▸ Requirements
Give the number of lines that hold the string "marker". Nothing else is needed.
────
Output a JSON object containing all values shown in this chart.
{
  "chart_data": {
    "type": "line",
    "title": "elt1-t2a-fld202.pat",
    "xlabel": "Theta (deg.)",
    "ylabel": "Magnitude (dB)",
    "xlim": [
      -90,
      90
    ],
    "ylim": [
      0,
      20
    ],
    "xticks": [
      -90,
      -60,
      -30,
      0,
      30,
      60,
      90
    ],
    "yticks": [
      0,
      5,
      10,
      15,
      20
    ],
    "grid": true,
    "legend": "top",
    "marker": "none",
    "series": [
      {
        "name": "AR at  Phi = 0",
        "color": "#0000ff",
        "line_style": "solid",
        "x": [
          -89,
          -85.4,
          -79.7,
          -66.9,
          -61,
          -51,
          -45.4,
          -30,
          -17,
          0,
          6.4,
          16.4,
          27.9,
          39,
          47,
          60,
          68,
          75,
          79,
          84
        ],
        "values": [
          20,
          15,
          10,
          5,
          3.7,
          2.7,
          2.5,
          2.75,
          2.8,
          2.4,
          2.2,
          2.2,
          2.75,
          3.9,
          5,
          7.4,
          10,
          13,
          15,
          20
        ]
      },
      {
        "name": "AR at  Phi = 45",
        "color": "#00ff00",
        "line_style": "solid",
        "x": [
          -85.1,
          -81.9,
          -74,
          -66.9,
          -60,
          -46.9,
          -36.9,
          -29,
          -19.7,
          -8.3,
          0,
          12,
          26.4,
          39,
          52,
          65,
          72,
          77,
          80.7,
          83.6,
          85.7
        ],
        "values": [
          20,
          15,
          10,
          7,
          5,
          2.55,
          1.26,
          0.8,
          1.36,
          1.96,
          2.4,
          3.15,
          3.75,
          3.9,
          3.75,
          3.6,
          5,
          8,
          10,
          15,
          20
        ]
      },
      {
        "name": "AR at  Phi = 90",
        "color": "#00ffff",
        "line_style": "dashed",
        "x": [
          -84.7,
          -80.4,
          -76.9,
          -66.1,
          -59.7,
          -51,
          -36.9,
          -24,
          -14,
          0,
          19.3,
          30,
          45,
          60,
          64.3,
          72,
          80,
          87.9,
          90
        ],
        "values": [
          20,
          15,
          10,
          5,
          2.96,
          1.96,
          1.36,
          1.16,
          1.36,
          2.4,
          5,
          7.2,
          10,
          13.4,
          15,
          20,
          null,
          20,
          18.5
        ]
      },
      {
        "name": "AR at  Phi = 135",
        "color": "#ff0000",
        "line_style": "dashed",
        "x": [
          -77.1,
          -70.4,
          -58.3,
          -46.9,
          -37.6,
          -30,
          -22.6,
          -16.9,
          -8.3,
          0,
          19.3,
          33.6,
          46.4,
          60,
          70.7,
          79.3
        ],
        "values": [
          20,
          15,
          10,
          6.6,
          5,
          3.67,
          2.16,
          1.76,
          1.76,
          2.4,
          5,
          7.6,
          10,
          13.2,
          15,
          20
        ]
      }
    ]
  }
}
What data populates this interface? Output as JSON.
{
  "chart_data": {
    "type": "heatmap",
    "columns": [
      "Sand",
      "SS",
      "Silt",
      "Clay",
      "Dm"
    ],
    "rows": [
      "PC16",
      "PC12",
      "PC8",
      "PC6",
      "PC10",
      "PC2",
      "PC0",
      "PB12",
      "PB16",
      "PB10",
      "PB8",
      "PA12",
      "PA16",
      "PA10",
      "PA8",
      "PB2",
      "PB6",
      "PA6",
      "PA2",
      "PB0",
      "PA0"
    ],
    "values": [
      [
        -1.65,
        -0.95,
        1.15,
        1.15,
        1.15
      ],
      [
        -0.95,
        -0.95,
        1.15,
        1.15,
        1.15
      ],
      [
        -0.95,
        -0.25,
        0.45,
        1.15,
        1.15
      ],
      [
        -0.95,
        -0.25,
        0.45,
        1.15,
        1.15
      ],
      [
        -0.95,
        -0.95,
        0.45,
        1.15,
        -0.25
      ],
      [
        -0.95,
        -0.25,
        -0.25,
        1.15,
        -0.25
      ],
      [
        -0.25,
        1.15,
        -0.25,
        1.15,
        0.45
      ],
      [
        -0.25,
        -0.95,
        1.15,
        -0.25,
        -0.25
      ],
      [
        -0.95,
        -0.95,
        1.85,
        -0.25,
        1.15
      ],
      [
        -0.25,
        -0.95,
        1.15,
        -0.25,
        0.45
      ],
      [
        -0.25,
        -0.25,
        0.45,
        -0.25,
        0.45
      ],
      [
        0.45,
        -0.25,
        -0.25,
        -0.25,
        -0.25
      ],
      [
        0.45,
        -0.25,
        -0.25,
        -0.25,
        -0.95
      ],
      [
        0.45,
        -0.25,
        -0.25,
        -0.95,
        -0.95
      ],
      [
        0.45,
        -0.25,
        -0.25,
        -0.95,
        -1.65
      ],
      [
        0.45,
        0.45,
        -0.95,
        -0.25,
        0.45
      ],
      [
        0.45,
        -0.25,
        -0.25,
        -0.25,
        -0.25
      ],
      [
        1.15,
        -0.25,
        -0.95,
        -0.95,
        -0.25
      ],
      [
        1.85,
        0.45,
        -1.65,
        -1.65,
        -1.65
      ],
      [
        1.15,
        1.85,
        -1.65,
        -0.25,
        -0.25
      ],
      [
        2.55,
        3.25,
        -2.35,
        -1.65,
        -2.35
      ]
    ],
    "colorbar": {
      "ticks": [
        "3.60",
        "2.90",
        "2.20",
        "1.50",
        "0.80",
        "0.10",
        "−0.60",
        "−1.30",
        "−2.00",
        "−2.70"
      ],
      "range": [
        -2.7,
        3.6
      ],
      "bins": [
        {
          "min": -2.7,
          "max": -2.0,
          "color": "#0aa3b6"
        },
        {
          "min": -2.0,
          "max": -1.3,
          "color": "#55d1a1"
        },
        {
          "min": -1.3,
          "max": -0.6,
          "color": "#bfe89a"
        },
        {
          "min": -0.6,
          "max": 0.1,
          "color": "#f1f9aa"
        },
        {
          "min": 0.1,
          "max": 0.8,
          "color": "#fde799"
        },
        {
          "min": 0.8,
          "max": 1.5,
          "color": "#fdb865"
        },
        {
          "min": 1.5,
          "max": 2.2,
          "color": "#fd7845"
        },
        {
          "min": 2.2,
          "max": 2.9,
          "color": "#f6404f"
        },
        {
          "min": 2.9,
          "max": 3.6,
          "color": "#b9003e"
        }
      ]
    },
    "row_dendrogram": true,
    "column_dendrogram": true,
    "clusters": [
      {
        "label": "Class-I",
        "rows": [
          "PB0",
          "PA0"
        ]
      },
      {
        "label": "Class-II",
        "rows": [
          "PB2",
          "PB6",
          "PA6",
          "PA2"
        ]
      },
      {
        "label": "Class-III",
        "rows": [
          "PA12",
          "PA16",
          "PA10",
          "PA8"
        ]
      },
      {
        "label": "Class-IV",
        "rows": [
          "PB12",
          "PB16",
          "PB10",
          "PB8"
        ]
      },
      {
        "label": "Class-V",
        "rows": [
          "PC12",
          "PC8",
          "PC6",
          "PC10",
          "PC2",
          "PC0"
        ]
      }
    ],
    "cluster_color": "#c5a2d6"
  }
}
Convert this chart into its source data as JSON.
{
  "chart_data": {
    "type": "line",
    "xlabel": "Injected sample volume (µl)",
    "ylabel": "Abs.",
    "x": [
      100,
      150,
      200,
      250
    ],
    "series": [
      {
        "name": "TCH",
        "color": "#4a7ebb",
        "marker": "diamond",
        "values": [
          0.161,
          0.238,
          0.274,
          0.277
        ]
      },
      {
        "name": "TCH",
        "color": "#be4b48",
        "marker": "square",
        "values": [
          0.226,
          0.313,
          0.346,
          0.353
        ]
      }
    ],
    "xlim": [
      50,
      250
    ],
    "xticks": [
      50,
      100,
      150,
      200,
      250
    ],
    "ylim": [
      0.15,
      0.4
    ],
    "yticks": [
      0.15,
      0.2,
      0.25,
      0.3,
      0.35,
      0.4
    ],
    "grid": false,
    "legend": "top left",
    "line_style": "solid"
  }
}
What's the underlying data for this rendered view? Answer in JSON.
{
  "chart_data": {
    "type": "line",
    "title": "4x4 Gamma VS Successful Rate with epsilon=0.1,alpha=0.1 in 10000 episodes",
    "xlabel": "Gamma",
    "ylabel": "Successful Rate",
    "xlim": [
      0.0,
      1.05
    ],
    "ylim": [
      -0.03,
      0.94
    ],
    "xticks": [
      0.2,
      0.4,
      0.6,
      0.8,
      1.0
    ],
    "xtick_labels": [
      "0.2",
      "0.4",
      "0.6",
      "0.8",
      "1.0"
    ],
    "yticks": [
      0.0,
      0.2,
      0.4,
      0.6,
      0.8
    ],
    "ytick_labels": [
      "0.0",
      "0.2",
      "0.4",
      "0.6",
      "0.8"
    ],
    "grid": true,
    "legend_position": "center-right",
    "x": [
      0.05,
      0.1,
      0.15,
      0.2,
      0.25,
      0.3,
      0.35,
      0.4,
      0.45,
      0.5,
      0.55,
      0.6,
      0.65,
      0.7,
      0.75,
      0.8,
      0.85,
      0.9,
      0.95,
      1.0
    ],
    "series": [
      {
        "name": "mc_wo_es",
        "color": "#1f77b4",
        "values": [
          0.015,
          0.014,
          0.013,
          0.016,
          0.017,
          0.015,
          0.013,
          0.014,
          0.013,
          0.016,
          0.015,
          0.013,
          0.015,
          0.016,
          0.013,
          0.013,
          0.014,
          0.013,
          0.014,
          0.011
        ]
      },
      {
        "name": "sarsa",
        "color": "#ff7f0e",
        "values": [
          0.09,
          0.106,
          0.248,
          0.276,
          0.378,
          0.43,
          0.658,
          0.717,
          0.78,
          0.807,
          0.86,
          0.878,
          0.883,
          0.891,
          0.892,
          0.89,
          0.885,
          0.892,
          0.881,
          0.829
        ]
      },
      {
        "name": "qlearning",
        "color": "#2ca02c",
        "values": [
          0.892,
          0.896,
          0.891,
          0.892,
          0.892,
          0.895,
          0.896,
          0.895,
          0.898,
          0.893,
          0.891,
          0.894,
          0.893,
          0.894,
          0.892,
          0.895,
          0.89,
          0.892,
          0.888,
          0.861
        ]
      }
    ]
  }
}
────
▸ Solved problem
3